SUPPLIED RECORDS:
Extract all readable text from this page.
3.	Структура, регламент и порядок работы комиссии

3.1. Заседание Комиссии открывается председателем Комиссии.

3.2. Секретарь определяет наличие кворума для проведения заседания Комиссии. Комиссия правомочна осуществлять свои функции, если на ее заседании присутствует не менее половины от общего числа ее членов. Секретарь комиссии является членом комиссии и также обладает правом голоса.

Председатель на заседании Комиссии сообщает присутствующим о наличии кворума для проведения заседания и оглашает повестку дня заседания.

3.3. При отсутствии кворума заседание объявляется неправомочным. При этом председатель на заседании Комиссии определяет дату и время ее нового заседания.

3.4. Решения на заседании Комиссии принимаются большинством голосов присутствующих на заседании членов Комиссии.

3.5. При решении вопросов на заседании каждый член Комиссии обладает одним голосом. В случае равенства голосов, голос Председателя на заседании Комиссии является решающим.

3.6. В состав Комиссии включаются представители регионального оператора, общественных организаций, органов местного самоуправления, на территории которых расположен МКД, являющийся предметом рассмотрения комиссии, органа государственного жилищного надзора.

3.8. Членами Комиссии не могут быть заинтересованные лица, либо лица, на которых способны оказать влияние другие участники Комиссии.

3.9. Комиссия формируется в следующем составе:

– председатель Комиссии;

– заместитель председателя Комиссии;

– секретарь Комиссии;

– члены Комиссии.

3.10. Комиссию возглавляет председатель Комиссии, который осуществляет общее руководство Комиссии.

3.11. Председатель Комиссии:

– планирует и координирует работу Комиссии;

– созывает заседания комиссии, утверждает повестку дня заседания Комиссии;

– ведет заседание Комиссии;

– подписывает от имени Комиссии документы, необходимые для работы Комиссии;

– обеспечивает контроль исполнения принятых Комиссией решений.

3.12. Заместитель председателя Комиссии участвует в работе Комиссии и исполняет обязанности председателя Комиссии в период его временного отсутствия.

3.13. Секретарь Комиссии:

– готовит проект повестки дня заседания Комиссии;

PROBLEM DESCRIPTION:
Which lines hold the string "Комиссия"? List them all.

THE RESPONSE:
3.2. Секретарь определяет наличие кворума для проведения заседания Комиссии. Комиссия правомочна осуществлять свои функции, если на ее заседании присутствует не менее половины от общего числа ее членов. Секретарь комиссии является членом комиссии и также обладает правом голоса.
3.9. Комиссия формируется в следующем составе:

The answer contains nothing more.